begin Extracted data

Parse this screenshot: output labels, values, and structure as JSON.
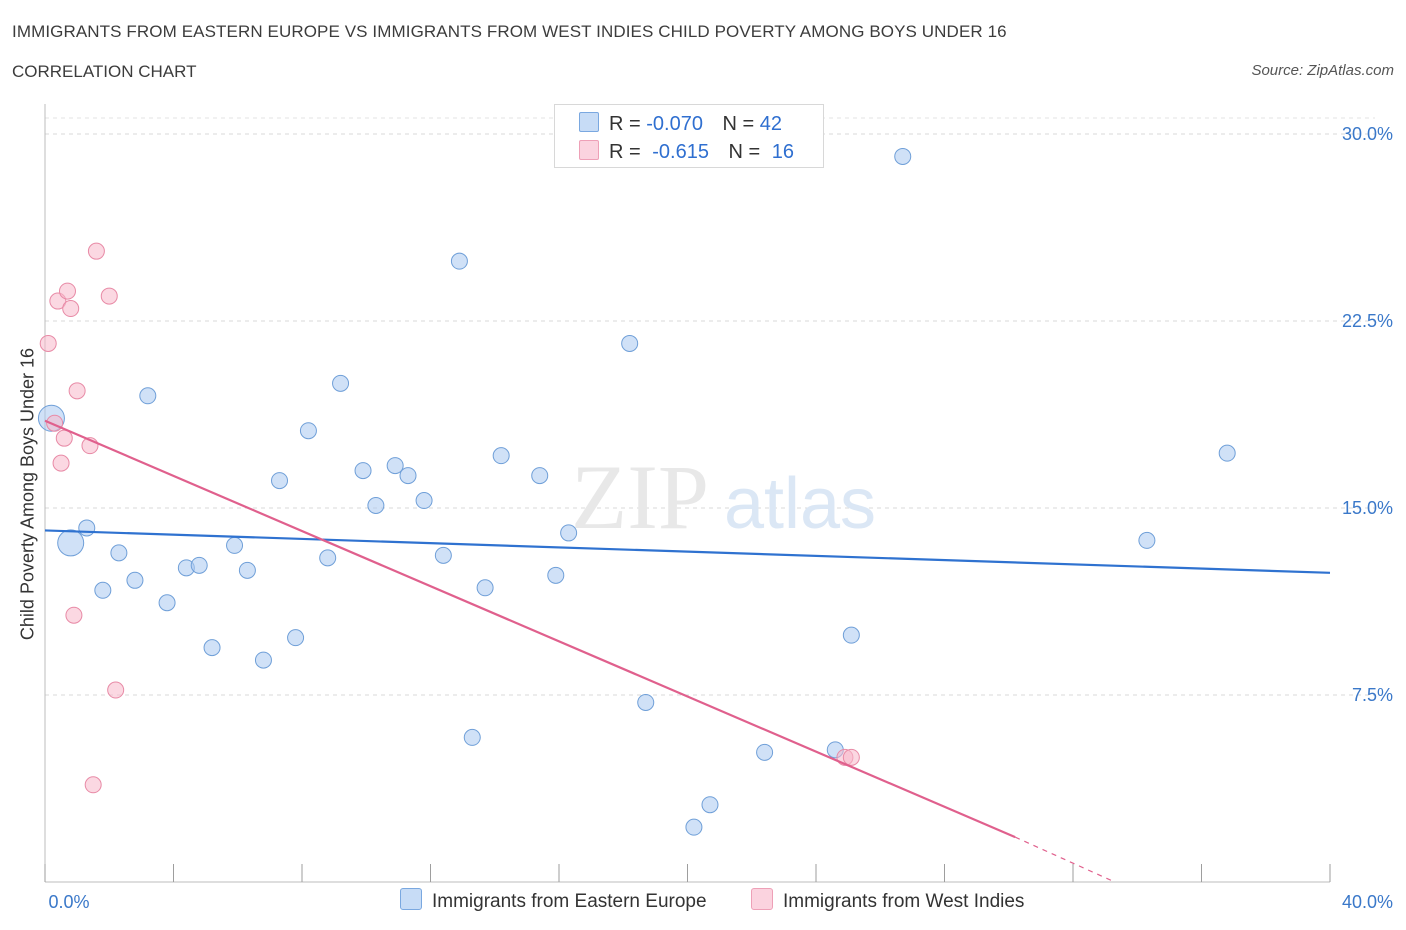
{
  "header": {
    "title": "IMMIGRANTS FROM EASTERN EUROPE VS IMMIGRANTS FROM WEST INDIES CHILD POVERTY AMONG BOYS UNDER 16",
    "subtitle": "CORRELATION CHART",
    "source": "Source: ZipAtlas.com"
  },
  "legend": {
    "rows": [
      {
        "r_label": "R =",
        "r_value": "-0.070",
        "n_label": "N =",
        "n_value": "42",
        "color": "#a9c8f0"
      },
      {
        "r_label": "R =",
        "r_value": "-0.615",
        "n_label": "N =",
        "n_value": "16",
        "color": "#f7b8cb"
      }
    ]
  },
  "watermark": {
    "zip": "ZIP",
    "atlas": "atlas"
  },
  "chart_data": {
    "type": "scatter",
    "title": "IMMIGRANTS FROM EASTERN EUROPE VS IMMIGRANTS FROM WEST INDIES CHILD POVERTY AMONG BOYS UNDER 16",
    "xlabel": "",
    "ylabel": "Child Poverty Among Boys Under 16",
    "xlim": [
      0,
      40
    ],
    "ylim": [
      0,
      30
    ],
    "x_tick_labels": [
      "0.0%",
      "40.0%"
    ],
    "y_ticks": [
      7.5,
      15.0,
      22.5,
      30.0
    ],
    "y_tick_labels": [
      "7.5%",
      "15.0%",
      "22.5%",
      "30.0%"
    ],
    "grid": true,
    "legend_position": "bottom",
    "series": [
      {
        "name": "Immigrants from Eastern Europe",
        "color": "#a9c8f0",
        "stroke": "#6f9fd8",
        "trend_color": "#2f72d0",
        "trend": {
          "x0": 0,
          "y0": 14.1,
          "x1": 40,
          "y1": 12.4
        },
        "points": [
          {
            "x": 0.2,
            "y": 18.6,
            "big": true
          },
          {
            "x": 0.8,
            "y": 13.6,
            "big": true
          },
          {
            "x": 1.3,
            "y": 14.2
          },
          {
            "x": 1.8,
            "y": 11.7
          },
          {
            "x": 2.3,
            "y": 13.2
          },
          {
            "x": 2.8,
            "y": 12.1
          },
          {
            "x": 3.2,
            "y": 19.5
          },
          {
            "x": 3.8,
            "y": 11.2
          },
          {
            "x": 4.4,
            "y": 12.6
          },
          {
            "x": 4.8,
            "y": 12.7
          },
          {
            "x": 5.2,
            "y": 9.4
          },
          {
            "x": 5.9,
            "y": 13.5
          },
          {
            "x": 6.3,
            "y": 12.5
          },
          {
            "x": 6.8,
            "y": 8.9
          },
          {
            "x": 7.3,
            "y": 16.1
          },
          {
            "x": 7.8,
            "y": 9.8
          },
          {
            "x": 8.2,
            "y": 18.1
          },
          {
            "x": 8.8,
            "y": 13.0
          },
          {
            "x": 9.2,
            "y": 20.0
          },
          {
            "x": 9.9,
            "y": 16.5
          },
          {
            "x": 10.3,
            "y": 15.1
          },
          {
            "x": 10.9,
            "y": 16.7
          },
          {
            "x": 11.3,
            "y": 16.3
          },
          {
            "x": 11.8,
            "y": 15.3
          },
          {
            "x": 12.4,
            "y": 13.1
          },
          {
            "x": 12.9,
            "y": 24.9
          },
          {
            "x": 13.3,
            "y": 5.8
          },
          {
            "x": 13.7,
            "y": 11.8
          },
          {
            "x": 14.2,
            "y": 17.1
          },
          {
            "x": 15.4,
            "y": 16.3
          },
          {
            "x": 15.9,
            "y": 12.3
          },
          {
            "x": 16.3,
            "y": 14.0
          },
          {
            "x": 18.2,
            "y": 21.6
          },
          {
            "x": 18.7,
            "y": 7.2
          },
          {
            "x": 20.2,
            "y": 2.2
          },
          {
            "x": 20.7,
            "y": 3.1
          },
          {
            "x": 22.4,
            "y": 5.2
          },
          {
            "x": 24.6,
            "y": 5.3
          },
          {
            "x": 25.1,
            "y": 9.9
          },
          {
            "x": 26.7,
            "y": 29.1
          },
          {
            "x": 34.3,
            "y": 13.7
          },
          {
            "x": 36.8,
            "y": 17.2
          }
        ]
      },
      {
        "name": "Immigrants from West Indies",
        "color": "#f7b8cb",
        "stroke": "#e88aa6",
        "trend_color": "#e0608d",
        "trend": {
          "x0": 0,
          "y0": 18.5,
          "x1": 30.2,
          "y1": 1.8
        },
        "trend_dash": {
          "x0": 30.2,
          "y0": 1.8,
          "x1": 33.3,
          "y1": 0.0
        },
        "points": [
          {
            "x": 0.1,
            "y": 21.6
          },
          {
            "x": 0.3,
            "y": 18.4
          },
          {
            "x": 0.4,
            "y": 23.3
          },
          {
            "x": 0.5,
            "y": 16.8
          },
          {
            "x": 0.6,
            "y": 17.8
          },
          {
            "x": 0.7,
            "y": 23.7
          },
          {
            "x": 0.8,
            "y": 23.0
          },
          {
            "x": 0.9,
            "y": 10.7
          },
          {
            "x": 1.0,
            "y": 19.7
          },
          {
            "x": 1.4,
            "y": 17.5
          },
          {
            "x": 1.5,
            "y": 3.9
          },
          {
            "x": 1.6,
            "y": 25.3
          },
          {
            "x": 2.0,
            "y": 23.5
          },
          {
            "x": 2.2,
            "y": 7.7
          },
          {
            "x": 24.9,
            "y": 5.0
          },
          {
            "x": 25.1,
            "y": 5.0
          }
        ]
      }
    ]
  }
}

end Extracted data

Given task
Every entry must be reproduced exactly, with the images left out.

Reply to the task
Parse this screenshot: output labels, values, and structure as JSON.
{
  "header": {
    "title": "IMMIGRANTS FROM EASTERN EUROPE VS IMMIGRANTS FROM WEST INDIES CHILD POVERTY AMONG BOYS UNDER 16",
    "subtitle": "CORRELATION CHART",
    "source": "Source: ZipAtlas.com"
  },
  "legend": {
    "rows": [
      {
        "r_label": "R =",
        "r_value": "-0.070",
        "n_label": "N =",
        "n_value": "42",
        "color": "#a9c8f0"
      },
      {
        "r_label": "R =",
        "r_value": "-0.615",
        "n_label": "N =",
        "n_value": "16",
        "color": "#f7b8cb"
      }
    ]
  },
  "watermark": {
    "zip": "ZIP",
    "atlas": "atlas"
  },
  "chart_data": {
    "type": "scatter",
    "title": "IMMIGRANTS FROM EASTERN EUROPE VS IMMIGRANTS FROM WEST INDIES CHILD POVERTY AMONG BOYS UNDER 16",
    "xlabel": "",
    "ylabel": "Child Poverty Among Boys Under 16",
    "xlim": [
      0,
      40
    ],
    "ylim": [
      0,
      30
    ],
    "x_tick_labels": [
      "0.0%",
      "40.0%"
    ],
    "y_ticks": [
      7.5,
      15.0,
      22.5,
      30.0
    ],
    "y_tick_labels": [
      "7.5%",
      "15.0%",
      "22.5%",
      "30.0%"
    ],
    "grid": true,
    "legend_position": "bottom",
    "series": [
      {
        "name": "Immigrants from Eastern Europe",
        "color": "#a9c8f0",
        "stroke": "#6f9fd8",
        "trend_color": "#2f72d0",
        "trend": {
          "x0": 0,
          "y0": 14.1,
          "x1": 40,
          "y1": 12.4
        },
        "points": [
          {
            "x": 0.2,
            "y": 18.6,
            "big": true
          },
          {
            "x": 0.8,
            "y": 13.6,
            "big": true
          },
          {
            "x": 1.3,
            "y": 14.2
          },
          {
            "x": 1.8,
            "y": 11.7
          },
          {
            "x": 2.3,
            "y": 13.2
          },
          {
            "x": 2.8,
            "y": 12.1
          },
          {
            "x": 3.2,
            "y": 19.5
          },
          {
            "x": 3.8,
            "y": 11.2
          },
          {
            "x": 4.4,
            "y": 12.6
          },
          {
            "x": 4.8,
            "y": 12.7
          },
          {
            "x": 5.2,
            "y": 9.4
          },
          {
            "x": 5.9,
            "y": 13.5
          },
          {
            "x": 6.3,
            "y": 12.5
          },
          {
            "x": 6.8,
            "y": 8.9
          },
          {
            "x": 7.3,
            "y": 16.1
          },
          {
            "x": 7.8,
            "y": 9.8
          },
          {
            "x": 8.2,
            "y": 18.1
          },
          {
            "x": 8.8,
            "y": 13.0
          },
          {
            "x": 9.2,
            "y": 20.0
          },
          {
            "x": 9.9,
            "y": 16.5
          },
          {
            "x": 10.3,
            "y": 15.1
          },
          {
            "x": 10.9,
            "y": 16.7
          },
          {
            "x": 11.3,
            "y": 16.3
          },
          {
            "x": 11.8,
            "y": 15.3
          },
          {
            "x": 12.4,
            "y": 13.1
          },
          {
            "x": 12.9,
            "y": 24.9
          },
          {
            "x": 13.3,
            "y": 5.8
          },
          {
            "x": 13.7,
            "y": 11.8
          },
          {
            "x": 14.2,
            "y": 17.1
          },
          {
            "x": 15.4,
            "y": 16.3
          },
          {
            "x": 15.9,
            "y": 12.3
          },
          {
            "x": 16.3,
            "y": 14.0
          },
          {
            "x": 18.2,
            "y": 21.6
          },
          {
            "x": 18.7,
            "y": 7.2
          },
          {
            "x": 20.2,
            "y": 2.2
          },
          {
            "x": 20.7,
            "y": 3.1
          },
          {
            "x": 22.4,
            "y": 5.2
          },
          {
            "x": 24.6,
            "y": 5.3
          },
          {
            "x": 25.1,
            "y": 9.9
          },
          {
            "x": 26.7,
            "y": 29.1
          },
          {
            "x": 34.3,
            "y": 13.7
          },
          {
            "x": 36.8,
            "y": 17.2
          }
        ]
      },
      {
        "name": "Immigrants from West Indies",
        "color": "#f7b8cb",
        "stroke": "#e88aa6",
        "trend_color": "#e0608d",
        "trend": {
          "x0": 0,
          "y0": 18.5,
          "x1": 30.2,
          "y1": 1.8
        },
        "trend_dash": {
          "x0": 30.2,
          "y0": 1.8,
          "x1": 33.3,
          "y1": 0.0
        },
        "points": [
          {
            "x": 0.1,
            "y": 21.6
          },
          {
            "x": 0.3,
            "y": 18.4
          },
          {
            "x": 0.4,
            "y": 23.3
          },
          {
            "x": 0.5,
            "y": 16.8
          },
          {
            "x": 0.6,
            "y": 17.8
          },
          {
            "x": 0.7,
            "y": 23.7
          },
          {
            "x": 0.8,
            "y": 23.0
          },
          {
            "x": 0.9,
            "y": 10.7
          },
          {
            "x": 1.0,
            "y": 19.7
          },
          {
            "x": 1.4,
            "y": 17.5
          },
          {
            "x": 1.5,
            "y": 3.9
          },
          {
            "x": 1.6,
            "y": 25.3
          },
          {
            "x": 2.0,
            "y": 23.5
          },
          {
            "x": 2.2,
            "y": 7.7
          },
          {
            "x": 24.9,
            "y": 5.0
          },
          {
            "x": 25.1,
            "y": 5.0
          }
        ]
      }
    ]
  }
}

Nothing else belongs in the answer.